[Input]:
____________________
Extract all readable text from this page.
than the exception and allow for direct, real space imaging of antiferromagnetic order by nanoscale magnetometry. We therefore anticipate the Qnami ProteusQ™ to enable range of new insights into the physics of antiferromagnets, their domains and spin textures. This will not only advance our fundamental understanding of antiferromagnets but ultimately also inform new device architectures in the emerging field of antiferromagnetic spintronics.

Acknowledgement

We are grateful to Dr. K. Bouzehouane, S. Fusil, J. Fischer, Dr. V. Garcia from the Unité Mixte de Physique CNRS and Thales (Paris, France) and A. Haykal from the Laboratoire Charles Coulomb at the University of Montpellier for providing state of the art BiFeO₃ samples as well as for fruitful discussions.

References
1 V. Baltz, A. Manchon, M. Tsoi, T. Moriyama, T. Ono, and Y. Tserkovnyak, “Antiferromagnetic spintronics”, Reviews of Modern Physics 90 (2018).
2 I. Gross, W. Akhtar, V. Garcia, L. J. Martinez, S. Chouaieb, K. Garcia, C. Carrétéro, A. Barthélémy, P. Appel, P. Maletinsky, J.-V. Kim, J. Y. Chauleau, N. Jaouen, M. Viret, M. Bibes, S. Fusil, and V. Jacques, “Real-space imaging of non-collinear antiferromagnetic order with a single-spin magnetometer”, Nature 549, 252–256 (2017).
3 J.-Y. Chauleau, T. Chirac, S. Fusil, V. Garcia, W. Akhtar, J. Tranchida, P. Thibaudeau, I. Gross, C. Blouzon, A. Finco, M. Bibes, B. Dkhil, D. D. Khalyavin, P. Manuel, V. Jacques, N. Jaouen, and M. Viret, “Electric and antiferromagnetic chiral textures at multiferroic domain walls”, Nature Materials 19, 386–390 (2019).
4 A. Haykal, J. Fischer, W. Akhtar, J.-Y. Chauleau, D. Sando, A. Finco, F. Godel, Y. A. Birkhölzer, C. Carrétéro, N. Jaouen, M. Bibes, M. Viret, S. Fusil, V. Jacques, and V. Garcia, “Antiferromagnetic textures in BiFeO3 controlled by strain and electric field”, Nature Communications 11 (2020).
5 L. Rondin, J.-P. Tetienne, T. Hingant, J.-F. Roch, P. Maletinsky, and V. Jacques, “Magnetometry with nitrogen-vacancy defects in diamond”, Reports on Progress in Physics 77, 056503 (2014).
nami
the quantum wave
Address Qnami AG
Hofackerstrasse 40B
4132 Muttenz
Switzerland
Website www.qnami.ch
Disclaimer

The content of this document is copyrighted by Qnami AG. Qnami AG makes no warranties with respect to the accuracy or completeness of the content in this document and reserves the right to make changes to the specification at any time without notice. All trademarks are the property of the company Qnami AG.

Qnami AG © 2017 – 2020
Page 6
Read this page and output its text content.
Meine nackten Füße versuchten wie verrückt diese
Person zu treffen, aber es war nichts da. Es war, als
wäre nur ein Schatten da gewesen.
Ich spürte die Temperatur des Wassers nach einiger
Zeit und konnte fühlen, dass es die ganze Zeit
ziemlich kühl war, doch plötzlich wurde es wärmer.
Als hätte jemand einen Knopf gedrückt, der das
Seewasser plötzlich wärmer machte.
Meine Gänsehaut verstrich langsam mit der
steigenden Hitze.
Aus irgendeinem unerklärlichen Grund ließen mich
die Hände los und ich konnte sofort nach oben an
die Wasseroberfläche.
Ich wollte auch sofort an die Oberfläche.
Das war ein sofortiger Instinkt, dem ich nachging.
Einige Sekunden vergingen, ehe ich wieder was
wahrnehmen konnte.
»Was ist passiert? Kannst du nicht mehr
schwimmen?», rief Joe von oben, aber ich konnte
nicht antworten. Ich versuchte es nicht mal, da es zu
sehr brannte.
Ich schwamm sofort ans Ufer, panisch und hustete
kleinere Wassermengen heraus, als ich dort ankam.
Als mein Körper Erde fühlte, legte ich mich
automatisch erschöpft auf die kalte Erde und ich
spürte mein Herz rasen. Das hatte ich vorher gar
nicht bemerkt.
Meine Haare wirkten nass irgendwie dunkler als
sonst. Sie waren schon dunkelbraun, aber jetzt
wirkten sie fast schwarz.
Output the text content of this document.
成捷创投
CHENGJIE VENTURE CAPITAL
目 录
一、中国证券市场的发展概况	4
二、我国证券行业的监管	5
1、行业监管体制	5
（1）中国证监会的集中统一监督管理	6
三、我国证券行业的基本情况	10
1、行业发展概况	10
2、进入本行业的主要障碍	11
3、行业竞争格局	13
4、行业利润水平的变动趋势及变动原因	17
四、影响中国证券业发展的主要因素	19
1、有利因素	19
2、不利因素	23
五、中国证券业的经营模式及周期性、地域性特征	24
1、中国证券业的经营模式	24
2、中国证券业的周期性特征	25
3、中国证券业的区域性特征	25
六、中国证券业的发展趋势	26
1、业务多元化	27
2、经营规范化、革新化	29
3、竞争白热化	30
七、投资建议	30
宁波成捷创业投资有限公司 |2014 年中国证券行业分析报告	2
____________________
[The exercise]:
Retype each record exactly, leaving nothing out.

[Answer to the problem]:
Extract all readable text from this page.
than the exception and allow for direct, real space imaging of antiferromagnetic order by nanoscale magnetometry. We therefore anticipate the Qnami ProteusQ™ to enable range of new insights into the physics of antiferromagnets, their domains and spin textures. This will not only advance our fundamental understanding of antiferromagnets but ultimately also inform new device architectures in the emerging field of antiferromagnetic spintronics.

Acknowledgement

We are grateful to Dr. K. Bouzehouane, S. Fusil, J. Fischer, Dr. V. Garcia from the Unité Mixte de Physique CNRS and Thales (Paris, France) and A. Haykal from the Laboratoire Charles Coulomb at the University of Montpellier for providing state of the art BiFeO₃ samples as well as for fruitful discussions.

References
1 V. Baltz, A. Manchon, M. Tsoi, T. Moriyama, T. Ono, and Y. Tserkovnyak, “Antiferromagnetic spintronics”, Reviews of Modern Physics 90 (2018).
2 I. Gross, W. Akhtar, V. Garcia, L. J. Martinez, S. Chouaieb, K. Garcia, C. Carrétéro, A. Barthélémy, P. Appel, P. Maletinsky, J.-V. Kim, J. Y. Chauleau, N. Jaouen, M. Viret, M. Bibes, S. Fusil, and V. Jacques, “Real-space imaging of non-collinear antiferromagnetic order with a single-spin magnetometer”, Nature 549, 252–256 (2017).
3 J.-Y. Chauleau, T. Chirac, S. Fusil, V. Garcia, W. Akhtar, J. Tranchida, P. Thibaudeau, I. Gross, C. Blouzon, A. Finco, M. Bibes, B. Dkhil, D. D. Khalyavin, P. Manuel, V. Jacques, N. Jaouen, and M. Viret, “Electric and antiferromagnetic chiral textures at multiferroic domain walls”, Nature Materials 19, 386–390 (2019).
4 A. Haykal, J. Fischer, W. Akhtar, J.-Y. Chauleau, D. Sando, A. Finco, F. Godel, Y. A. Birkhölzer, C. Carrétéro, N. Jaouen, M. Bibes, M. Viret, S. Fusil, V. Jacques, and V. Garcia, “Antiferromagnetic textures in BiFeO3 controlled by strain and electric field”, Nature Communications 11 (2020).
5 L. Rondin, J.-P. Tetienne, T. Hingant, J.-F. Roch, P. Maletinsky, and V. Jacques, “Magnetometry with nitrogen-vacancy defects in diamond”, Reports on Progress in Physics 77, 056503 (2014).
nami
the quantum wave
Address Qnami AG
Hofackerstrasse 40B
4132 Muttenz
Switzerland
Website www.qnami.ch
Disclaimer

The content of this document is copyrighted by Qnami AG. Qnami AG makes no warranties with respect to the accuracy or completeness of the content in this document and reserves the right to make changes to the specification at any time without notice. All trademarks are the property of the company Qnami AG.

Qnami AG © 2017 – 2020
Page 6
Read this page and output its text content.
Meine nackten Füße versuchten wie verrückt diese
Person zu treffen, aber es war nichts da. Es war, als
wäre nur ein Schatten da gewesen.
Ich spürte die Temperatur des Wassers nach einiger
Zeit und konnte fühlen, dass es die ganze Zeit
ziemlich kühl war, doch plötzlich wurde es wärmer.
Als hätte jemand einen Knopf gedrückt, der das
Seewasser plötzlich wärmer machte.
Meine Gänsehaut verstrich langsam mit der
steigenden Hitze.
Aus irgendeinem unerklärlichen Grund ließen mich
die Hände los und ich konnte sofort nach oben an
die Wasseroberfläche.
Ich wollte auch sofort an die Oberfläche.
Das war ein sofortiger Instinkt, dem ich nachging.
Einige Sekunden vergingen, ehe ich wieder was
wahrnehmen konnte.
»Was ist passiert? Kannst du nicht mehr
schwimmen?», rief Joe von oben, aber ich konnte
nicht antworten. Ich versuchte es nicht mal, da es zu
sehr brannte.
Ich schwamm sofort ans Ufer, panisch und hustete
kleinere Wassermengen heraus, als ich dort ankam.
Als mein Körper Erde fühlte, legte ich mich
automatisch erschöpft auf die kalte Erde und ich
spürte mein Herz rasen. Das hatte ich vorher gar
nicht bemerkt.
Meine Haare wirkten nass irgendwie dunkler als
sonst. Sie waren schon dunkelbraun, aber jetzt
wirkten sie fast schwarz.
Output the text content of this document.
成捷创投
CHENGJIE VENTURE CAPITAL
目 录
一、中国证券市场的发展概况	4
二、我国证券行业的监管	5
1、行业监管体制	5
（1）中国证监会的集中统一监督管理	6
三、我国证券行业的基本情况	10
1、行业发展概况	10
2、进入本行业的主要障碍	11
3、行业竞争格局	13
4、行业利润水平的变动趋势及变动原因	17
四、影响中国证券业发展的主要因素	19
1、有利因素	19
2、不利因素	23
五、中国证券业的经营模式及周期性、地域性特征	24
1、中国证券业的经营模式	24
2、中国证券业的周期性特征	25
3、中国证券业的区域性特征	25
六、中国证券业的发展趋势	26
1、业务多元化	27
2、经营规范化、革新化	29
3、竞争白热化	30
七、投资建议	30
宁波成捷创业投资有限公司 |2014 年中国证券行业分析报告	2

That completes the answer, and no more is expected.